> Task objective
Count lines, not occurrences: report how many lines in the records hold the string "ylabel", and nothing else.

>> Start Recorded data

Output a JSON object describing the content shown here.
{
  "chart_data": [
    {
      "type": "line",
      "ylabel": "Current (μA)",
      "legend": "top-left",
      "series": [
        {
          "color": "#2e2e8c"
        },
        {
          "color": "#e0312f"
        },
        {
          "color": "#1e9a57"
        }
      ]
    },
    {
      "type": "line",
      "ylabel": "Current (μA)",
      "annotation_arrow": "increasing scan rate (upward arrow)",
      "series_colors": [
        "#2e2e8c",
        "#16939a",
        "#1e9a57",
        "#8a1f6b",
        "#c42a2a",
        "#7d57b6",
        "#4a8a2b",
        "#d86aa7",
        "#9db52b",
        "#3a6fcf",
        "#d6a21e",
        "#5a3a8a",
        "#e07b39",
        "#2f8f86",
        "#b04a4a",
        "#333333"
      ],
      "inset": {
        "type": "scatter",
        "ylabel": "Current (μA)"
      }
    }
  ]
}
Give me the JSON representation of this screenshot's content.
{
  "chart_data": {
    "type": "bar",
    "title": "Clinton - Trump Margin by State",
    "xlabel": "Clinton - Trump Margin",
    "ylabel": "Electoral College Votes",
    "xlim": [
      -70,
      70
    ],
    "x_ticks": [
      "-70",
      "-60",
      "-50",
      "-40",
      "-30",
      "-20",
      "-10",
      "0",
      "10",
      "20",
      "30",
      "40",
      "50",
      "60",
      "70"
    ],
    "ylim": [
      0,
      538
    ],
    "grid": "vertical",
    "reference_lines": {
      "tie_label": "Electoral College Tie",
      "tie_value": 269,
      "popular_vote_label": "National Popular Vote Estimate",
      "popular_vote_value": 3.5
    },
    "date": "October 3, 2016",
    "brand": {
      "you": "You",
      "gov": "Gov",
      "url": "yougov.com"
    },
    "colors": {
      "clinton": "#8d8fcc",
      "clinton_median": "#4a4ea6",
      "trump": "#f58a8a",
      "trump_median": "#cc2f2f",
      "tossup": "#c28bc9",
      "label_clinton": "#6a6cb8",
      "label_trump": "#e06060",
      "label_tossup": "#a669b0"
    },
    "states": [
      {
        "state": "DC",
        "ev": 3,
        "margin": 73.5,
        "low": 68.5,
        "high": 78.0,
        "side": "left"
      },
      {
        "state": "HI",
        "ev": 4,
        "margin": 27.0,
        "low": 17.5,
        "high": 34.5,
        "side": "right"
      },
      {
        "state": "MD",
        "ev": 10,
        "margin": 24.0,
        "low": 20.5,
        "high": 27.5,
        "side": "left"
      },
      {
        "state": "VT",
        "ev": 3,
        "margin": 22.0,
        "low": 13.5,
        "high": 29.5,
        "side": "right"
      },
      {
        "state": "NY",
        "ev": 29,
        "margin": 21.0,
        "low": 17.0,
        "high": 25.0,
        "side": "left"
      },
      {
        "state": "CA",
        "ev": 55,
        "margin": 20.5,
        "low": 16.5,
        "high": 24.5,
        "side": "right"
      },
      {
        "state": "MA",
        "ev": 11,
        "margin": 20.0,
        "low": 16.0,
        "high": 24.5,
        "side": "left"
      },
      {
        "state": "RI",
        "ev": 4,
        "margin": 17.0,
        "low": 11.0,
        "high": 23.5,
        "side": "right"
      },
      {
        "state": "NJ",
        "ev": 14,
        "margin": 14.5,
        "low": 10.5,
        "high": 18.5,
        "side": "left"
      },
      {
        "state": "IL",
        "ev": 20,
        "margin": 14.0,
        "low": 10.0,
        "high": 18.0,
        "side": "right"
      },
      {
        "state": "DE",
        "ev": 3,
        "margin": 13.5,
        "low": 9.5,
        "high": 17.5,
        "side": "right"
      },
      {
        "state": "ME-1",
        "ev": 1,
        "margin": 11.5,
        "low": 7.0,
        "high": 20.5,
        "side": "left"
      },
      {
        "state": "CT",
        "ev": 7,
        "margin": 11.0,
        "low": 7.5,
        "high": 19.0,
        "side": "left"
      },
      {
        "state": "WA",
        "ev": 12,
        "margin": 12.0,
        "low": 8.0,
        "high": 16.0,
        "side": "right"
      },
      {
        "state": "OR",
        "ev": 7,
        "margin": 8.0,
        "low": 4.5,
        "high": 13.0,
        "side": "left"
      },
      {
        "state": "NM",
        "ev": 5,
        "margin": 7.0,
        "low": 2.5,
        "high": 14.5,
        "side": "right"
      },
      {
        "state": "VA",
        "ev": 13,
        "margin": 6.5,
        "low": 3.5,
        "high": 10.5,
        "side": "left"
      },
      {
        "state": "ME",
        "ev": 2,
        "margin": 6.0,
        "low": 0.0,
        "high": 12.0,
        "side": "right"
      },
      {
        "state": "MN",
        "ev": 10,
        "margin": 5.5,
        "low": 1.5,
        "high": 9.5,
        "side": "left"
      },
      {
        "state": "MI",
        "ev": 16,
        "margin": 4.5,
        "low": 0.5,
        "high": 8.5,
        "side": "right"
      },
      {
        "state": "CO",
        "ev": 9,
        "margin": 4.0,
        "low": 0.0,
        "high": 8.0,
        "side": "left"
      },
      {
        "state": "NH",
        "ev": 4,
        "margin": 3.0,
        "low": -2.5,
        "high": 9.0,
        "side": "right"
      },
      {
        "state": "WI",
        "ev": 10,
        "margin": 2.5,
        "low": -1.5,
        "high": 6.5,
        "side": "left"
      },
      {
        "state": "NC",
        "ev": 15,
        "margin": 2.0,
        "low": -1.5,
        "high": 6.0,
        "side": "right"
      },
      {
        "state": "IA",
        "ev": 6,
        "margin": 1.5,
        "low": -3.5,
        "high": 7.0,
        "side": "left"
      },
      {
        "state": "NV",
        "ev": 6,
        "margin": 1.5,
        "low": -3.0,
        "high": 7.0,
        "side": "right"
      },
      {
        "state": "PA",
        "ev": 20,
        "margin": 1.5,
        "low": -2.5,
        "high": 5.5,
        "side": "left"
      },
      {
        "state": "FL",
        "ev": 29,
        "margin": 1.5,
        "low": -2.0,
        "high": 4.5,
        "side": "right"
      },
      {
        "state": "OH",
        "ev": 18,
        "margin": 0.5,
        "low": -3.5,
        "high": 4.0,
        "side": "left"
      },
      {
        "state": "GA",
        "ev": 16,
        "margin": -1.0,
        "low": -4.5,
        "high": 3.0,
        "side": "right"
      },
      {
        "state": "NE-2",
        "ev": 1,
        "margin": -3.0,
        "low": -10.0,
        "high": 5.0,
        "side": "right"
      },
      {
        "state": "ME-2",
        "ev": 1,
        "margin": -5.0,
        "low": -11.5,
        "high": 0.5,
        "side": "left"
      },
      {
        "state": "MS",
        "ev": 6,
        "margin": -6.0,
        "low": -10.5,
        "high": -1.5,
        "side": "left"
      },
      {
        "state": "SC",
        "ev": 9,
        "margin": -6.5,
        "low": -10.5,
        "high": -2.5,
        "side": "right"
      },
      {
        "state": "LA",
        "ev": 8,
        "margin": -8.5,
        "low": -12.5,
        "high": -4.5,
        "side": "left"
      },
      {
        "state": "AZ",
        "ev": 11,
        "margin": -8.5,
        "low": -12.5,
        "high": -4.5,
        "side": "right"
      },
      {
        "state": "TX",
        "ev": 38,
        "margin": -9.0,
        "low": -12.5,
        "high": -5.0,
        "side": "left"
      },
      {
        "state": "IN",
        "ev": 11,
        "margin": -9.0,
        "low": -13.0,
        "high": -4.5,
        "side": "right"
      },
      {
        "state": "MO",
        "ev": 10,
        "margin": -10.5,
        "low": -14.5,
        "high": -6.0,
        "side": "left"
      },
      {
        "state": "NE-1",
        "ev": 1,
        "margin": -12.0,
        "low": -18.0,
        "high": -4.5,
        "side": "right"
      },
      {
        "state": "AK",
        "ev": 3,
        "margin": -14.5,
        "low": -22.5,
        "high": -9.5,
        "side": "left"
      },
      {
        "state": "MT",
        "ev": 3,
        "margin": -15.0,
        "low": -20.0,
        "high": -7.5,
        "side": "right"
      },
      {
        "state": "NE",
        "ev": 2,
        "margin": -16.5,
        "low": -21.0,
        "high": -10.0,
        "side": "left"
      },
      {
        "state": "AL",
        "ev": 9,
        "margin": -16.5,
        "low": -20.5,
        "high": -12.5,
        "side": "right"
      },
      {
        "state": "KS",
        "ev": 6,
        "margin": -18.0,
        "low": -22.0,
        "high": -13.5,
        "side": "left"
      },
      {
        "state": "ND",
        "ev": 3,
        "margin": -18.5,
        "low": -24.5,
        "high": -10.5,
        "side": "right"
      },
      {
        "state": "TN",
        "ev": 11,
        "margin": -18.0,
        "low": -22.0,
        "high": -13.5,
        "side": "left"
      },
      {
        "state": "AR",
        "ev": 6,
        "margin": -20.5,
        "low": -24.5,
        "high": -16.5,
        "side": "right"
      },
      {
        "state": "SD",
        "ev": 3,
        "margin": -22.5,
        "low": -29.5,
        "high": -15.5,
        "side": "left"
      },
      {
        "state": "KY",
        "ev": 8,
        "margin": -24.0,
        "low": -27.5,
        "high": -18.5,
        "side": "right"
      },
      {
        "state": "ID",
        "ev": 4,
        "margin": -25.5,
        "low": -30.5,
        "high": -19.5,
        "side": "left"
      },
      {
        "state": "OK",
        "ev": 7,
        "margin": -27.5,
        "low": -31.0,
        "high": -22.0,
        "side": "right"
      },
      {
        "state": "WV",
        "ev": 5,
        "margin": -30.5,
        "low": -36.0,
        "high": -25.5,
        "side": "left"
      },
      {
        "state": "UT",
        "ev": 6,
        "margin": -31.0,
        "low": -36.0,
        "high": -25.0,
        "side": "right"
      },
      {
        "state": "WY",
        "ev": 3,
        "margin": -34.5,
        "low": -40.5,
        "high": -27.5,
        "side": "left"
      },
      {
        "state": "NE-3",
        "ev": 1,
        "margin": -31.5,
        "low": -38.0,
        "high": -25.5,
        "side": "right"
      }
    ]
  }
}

>> End Recorded data
>> Start Recorded data

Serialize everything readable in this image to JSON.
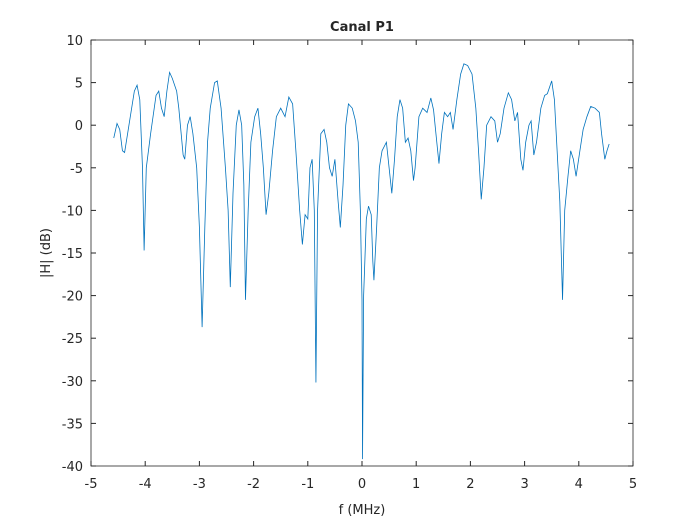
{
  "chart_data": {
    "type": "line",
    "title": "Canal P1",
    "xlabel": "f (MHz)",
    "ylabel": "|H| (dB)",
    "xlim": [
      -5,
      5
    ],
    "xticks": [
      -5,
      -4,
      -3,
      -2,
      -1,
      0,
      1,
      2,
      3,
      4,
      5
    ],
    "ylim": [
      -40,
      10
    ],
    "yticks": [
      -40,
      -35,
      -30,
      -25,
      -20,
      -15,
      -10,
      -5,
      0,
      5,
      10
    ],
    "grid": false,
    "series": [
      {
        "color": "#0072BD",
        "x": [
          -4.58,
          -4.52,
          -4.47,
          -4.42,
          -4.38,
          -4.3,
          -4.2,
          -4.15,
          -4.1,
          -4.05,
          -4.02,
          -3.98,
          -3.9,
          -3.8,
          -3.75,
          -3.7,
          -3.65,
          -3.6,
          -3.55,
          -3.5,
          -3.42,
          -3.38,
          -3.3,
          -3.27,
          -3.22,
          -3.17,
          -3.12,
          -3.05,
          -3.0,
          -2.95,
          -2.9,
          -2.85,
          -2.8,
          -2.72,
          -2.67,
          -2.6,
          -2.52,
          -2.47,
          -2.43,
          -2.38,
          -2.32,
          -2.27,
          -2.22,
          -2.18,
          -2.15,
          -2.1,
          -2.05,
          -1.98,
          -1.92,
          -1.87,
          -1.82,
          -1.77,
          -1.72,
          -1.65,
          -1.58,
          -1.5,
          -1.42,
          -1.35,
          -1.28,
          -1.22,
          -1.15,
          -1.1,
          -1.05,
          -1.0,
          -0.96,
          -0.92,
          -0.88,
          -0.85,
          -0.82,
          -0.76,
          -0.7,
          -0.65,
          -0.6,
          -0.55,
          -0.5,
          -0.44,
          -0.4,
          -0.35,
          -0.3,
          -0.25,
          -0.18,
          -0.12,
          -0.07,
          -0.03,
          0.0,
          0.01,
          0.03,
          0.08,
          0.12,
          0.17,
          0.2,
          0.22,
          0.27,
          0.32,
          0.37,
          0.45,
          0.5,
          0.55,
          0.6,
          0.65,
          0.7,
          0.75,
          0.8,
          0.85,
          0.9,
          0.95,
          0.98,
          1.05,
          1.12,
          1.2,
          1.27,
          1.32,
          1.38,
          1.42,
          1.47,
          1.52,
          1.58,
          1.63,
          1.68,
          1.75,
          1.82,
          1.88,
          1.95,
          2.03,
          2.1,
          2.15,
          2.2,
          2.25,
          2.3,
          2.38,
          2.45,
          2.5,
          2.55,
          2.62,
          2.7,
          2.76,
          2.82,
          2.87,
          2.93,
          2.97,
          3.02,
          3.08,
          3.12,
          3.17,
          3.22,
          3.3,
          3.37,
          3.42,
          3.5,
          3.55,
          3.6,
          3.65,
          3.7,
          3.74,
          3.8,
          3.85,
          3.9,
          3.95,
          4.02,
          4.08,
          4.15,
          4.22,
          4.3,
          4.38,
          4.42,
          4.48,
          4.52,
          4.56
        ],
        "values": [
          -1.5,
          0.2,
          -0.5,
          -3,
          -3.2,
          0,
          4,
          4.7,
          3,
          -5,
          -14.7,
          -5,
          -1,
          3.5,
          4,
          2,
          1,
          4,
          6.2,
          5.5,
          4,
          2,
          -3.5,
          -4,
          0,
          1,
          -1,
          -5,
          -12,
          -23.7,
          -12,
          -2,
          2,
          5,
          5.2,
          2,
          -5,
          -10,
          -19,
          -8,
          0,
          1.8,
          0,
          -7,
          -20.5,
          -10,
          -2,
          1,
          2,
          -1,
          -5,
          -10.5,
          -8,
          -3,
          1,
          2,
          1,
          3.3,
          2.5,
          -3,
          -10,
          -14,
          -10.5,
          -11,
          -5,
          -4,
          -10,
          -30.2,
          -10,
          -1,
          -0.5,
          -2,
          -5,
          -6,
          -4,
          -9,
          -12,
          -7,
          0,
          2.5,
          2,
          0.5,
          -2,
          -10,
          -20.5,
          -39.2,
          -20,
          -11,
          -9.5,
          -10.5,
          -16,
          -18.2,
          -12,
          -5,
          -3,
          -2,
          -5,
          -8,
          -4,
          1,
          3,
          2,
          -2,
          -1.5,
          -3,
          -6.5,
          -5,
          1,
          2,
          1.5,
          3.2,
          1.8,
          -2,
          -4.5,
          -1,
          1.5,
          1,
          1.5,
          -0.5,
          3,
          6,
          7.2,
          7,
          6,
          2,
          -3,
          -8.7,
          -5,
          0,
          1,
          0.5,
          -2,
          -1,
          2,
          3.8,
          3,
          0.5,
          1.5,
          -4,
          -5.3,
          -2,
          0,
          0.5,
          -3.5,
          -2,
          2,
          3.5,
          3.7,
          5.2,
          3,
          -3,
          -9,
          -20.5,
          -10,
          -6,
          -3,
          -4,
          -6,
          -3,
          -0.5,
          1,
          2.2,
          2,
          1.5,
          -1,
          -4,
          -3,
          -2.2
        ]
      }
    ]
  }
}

>> End Recorded data
>> Start Recorded data

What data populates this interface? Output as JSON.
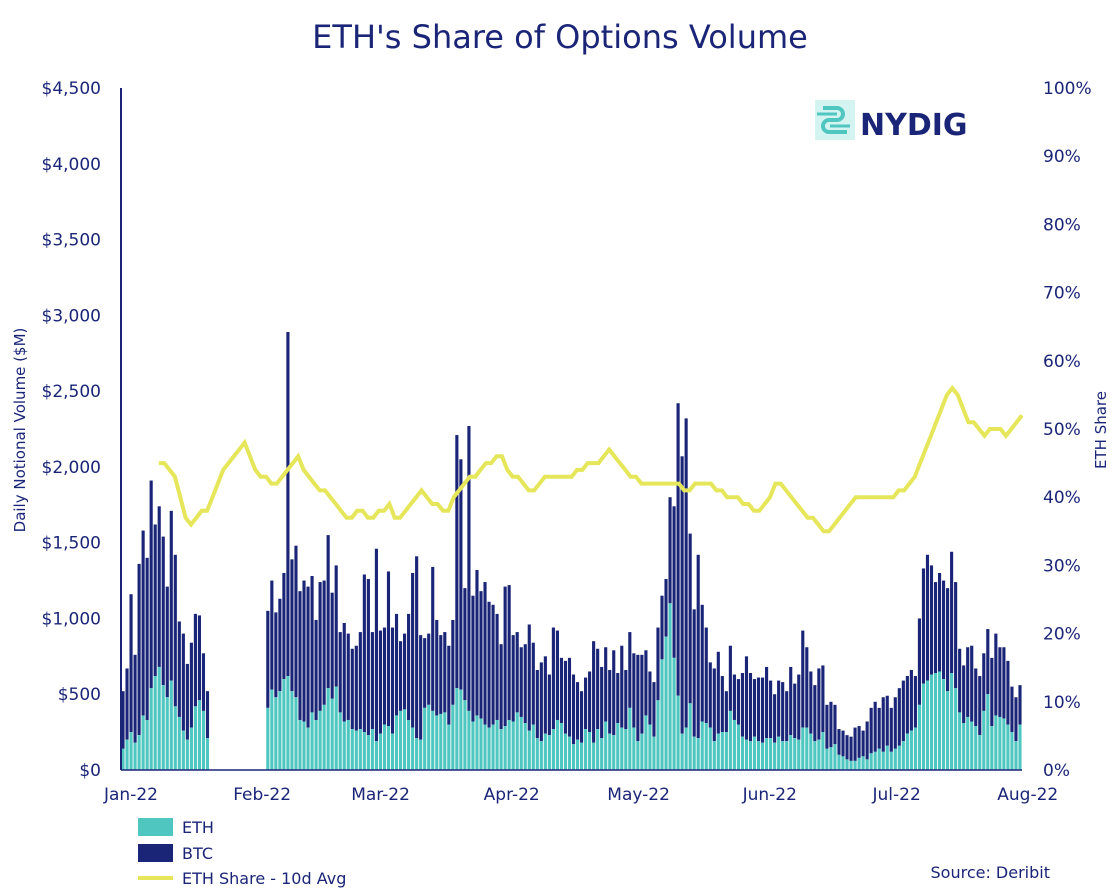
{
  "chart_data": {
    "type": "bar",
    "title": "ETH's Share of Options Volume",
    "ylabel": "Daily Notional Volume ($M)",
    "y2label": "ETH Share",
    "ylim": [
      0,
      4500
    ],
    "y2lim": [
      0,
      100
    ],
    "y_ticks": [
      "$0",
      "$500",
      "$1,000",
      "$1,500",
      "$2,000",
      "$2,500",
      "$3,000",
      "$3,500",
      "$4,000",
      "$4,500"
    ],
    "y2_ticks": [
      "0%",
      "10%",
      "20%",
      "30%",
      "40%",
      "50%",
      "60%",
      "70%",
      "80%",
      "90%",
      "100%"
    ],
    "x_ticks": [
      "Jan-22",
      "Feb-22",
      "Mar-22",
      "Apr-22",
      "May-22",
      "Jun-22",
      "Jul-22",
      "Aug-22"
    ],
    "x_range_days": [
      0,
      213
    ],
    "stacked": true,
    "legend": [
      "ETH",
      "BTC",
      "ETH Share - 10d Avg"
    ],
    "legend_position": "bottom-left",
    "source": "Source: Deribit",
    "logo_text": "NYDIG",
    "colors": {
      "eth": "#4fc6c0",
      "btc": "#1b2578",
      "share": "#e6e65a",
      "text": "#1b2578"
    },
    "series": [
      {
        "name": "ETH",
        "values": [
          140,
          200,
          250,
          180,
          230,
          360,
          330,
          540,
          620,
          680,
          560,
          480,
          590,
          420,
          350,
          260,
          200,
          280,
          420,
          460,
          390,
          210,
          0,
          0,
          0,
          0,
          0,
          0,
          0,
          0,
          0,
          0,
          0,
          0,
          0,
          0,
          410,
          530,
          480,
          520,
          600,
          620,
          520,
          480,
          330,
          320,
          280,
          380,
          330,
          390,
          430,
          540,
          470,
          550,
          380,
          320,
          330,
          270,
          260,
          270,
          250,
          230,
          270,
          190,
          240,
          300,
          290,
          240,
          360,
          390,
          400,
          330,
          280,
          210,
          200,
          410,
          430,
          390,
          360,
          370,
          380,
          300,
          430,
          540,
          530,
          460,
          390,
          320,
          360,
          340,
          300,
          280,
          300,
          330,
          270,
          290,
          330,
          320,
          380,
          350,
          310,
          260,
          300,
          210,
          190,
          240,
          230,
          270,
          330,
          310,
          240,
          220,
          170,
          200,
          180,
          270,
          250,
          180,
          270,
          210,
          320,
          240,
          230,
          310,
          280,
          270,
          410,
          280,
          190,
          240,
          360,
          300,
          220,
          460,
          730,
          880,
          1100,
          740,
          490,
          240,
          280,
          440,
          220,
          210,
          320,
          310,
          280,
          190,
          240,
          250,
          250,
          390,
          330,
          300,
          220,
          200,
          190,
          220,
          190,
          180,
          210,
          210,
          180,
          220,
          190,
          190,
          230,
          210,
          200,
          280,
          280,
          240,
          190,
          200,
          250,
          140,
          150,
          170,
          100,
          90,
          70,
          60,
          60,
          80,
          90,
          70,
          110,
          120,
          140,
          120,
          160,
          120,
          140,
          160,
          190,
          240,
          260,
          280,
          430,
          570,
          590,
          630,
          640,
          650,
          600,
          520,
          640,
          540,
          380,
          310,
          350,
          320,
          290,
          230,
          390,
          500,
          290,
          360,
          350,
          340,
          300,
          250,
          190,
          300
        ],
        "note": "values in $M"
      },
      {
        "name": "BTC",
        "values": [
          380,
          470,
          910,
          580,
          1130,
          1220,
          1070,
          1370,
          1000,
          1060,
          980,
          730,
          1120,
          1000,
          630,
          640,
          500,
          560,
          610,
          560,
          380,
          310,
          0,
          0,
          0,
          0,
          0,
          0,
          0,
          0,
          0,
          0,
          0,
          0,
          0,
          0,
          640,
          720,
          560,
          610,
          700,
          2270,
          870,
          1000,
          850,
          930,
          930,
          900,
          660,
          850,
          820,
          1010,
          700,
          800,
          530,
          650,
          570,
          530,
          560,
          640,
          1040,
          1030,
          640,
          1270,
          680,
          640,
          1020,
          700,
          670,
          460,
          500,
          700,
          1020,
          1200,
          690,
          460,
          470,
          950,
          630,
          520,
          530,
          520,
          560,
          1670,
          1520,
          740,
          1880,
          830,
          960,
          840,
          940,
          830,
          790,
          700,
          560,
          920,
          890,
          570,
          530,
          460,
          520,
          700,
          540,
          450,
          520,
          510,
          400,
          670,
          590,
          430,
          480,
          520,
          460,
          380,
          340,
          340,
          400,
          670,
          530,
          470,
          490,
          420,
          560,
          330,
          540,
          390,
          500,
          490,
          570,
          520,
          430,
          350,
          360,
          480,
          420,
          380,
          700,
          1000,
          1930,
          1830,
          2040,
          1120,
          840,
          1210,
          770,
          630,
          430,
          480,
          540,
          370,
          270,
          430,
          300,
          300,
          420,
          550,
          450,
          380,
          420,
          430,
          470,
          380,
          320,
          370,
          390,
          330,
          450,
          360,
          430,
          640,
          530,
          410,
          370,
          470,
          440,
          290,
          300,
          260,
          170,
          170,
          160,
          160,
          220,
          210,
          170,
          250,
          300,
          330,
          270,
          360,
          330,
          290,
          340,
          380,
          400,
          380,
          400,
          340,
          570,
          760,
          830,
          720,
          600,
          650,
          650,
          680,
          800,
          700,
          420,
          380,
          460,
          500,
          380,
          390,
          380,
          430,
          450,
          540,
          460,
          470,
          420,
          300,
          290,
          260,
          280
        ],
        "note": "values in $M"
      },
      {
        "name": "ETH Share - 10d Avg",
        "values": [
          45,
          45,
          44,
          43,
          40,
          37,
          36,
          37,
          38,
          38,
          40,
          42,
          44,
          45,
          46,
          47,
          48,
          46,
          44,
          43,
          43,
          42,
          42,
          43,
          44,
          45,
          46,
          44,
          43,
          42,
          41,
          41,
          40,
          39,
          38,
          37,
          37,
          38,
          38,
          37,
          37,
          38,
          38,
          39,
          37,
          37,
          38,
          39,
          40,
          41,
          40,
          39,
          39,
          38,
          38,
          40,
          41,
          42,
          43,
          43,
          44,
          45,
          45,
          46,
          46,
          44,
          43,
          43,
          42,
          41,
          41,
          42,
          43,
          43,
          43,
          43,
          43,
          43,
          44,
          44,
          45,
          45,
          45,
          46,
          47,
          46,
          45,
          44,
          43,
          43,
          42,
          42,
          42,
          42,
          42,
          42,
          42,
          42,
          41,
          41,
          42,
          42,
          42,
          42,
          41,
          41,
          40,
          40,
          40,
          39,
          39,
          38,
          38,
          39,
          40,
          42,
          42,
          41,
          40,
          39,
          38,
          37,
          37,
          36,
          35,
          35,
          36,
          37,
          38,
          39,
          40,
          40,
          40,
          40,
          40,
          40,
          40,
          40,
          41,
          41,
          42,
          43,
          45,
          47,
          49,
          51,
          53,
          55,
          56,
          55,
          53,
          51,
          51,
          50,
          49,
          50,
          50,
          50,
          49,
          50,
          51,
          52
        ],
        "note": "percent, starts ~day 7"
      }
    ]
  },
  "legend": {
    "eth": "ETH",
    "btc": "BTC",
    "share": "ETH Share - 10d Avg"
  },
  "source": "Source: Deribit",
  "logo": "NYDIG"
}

>> End Recorded data

> Full response
6